-- start of Stored rows --

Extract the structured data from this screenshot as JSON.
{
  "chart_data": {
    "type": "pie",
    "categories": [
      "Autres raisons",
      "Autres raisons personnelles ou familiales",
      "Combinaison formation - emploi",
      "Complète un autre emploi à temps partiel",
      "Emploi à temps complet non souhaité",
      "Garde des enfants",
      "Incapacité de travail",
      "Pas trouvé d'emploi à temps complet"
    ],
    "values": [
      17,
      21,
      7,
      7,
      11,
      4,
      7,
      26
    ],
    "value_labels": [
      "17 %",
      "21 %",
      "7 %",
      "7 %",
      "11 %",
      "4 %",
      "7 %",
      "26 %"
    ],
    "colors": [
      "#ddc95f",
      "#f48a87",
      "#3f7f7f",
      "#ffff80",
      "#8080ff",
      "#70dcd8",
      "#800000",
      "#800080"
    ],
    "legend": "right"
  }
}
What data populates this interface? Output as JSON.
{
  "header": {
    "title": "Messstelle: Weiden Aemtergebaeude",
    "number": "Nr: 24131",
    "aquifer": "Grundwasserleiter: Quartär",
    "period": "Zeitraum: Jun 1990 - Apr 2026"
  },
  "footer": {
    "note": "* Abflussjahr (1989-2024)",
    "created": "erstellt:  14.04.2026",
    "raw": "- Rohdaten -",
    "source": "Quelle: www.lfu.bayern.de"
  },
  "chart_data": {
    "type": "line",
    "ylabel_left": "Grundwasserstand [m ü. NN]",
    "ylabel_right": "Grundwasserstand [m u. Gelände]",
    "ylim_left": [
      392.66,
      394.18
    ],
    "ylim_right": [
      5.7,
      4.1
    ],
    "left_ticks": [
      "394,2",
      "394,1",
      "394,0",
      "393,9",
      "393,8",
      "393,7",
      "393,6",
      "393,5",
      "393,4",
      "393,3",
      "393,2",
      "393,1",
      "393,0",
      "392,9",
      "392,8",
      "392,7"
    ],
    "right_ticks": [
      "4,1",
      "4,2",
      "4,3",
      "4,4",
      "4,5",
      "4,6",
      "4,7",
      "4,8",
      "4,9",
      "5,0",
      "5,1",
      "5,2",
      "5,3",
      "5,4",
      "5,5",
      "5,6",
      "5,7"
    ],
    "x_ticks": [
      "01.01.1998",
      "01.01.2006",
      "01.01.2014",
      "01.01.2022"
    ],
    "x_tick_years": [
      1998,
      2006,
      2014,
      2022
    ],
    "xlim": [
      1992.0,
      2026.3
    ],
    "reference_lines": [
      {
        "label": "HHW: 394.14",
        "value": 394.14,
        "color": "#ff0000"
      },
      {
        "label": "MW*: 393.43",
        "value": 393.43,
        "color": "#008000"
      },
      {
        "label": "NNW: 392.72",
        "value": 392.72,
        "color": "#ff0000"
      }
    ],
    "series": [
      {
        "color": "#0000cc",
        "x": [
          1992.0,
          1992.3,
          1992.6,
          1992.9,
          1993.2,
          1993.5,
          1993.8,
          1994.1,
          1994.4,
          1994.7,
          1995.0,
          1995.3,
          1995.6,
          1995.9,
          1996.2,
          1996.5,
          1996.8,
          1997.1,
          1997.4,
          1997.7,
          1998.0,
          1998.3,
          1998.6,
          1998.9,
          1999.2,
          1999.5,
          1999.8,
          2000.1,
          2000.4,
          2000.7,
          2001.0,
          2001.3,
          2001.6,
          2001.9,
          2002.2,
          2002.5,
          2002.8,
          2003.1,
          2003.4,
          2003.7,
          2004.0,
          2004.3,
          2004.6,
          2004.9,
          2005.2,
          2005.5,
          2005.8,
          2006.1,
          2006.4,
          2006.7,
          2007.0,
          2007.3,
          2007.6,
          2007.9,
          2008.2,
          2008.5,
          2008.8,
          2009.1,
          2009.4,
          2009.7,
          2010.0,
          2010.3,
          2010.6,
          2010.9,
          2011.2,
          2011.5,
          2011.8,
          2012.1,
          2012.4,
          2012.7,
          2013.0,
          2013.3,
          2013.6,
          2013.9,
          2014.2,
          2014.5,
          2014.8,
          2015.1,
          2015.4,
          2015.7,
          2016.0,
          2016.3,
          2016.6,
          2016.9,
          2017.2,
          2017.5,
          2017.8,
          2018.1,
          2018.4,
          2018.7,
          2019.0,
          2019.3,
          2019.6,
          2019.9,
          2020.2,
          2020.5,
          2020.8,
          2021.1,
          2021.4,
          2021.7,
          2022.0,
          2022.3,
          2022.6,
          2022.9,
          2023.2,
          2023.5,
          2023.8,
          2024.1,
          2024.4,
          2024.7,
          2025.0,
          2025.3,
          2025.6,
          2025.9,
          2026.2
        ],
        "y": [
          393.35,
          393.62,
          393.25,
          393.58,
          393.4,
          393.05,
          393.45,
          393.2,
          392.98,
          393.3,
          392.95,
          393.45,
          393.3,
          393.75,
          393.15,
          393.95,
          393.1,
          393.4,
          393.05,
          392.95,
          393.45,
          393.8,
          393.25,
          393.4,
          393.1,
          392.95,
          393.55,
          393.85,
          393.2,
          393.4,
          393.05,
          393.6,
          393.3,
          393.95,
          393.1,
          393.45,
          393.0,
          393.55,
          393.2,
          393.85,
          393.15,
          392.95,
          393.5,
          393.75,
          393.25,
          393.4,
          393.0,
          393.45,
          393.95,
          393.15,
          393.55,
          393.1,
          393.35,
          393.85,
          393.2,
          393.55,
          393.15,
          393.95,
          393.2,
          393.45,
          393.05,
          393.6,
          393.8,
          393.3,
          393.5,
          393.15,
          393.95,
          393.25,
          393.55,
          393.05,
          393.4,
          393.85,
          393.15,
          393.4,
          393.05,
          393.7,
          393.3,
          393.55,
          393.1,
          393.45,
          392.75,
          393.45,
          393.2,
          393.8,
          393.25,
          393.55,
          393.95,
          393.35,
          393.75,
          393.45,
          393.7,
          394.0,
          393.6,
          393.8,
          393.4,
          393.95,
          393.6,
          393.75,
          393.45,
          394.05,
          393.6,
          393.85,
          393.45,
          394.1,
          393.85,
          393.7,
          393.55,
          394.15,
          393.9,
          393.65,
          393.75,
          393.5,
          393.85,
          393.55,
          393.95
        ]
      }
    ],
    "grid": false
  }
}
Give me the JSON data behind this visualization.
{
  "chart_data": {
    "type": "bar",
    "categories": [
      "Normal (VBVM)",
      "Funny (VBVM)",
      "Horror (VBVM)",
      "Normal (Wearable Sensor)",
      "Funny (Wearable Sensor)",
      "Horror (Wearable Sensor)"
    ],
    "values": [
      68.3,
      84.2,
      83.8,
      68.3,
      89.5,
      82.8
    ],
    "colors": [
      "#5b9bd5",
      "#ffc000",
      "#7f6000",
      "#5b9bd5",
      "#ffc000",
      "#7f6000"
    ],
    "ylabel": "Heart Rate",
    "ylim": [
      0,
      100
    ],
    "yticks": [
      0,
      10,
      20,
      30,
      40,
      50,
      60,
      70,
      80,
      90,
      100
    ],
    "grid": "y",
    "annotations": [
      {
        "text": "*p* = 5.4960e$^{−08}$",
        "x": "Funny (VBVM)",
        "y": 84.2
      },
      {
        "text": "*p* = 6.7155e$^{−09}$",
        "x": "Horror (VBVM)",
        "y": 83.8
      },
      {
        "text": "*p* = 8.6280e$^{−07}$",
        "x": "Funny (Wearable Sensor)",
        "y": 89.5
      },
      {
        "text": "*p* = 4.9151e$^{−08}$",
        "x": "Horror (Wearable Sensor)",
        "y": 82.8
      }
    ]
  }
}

-- end of Stored rows --

What to work on >>
Copy and report every line where the word "complet" is present.

Correct output >>
      "Emploi à temps complet non souhaité",
      "Pas trouvé d'emploi à temps complet"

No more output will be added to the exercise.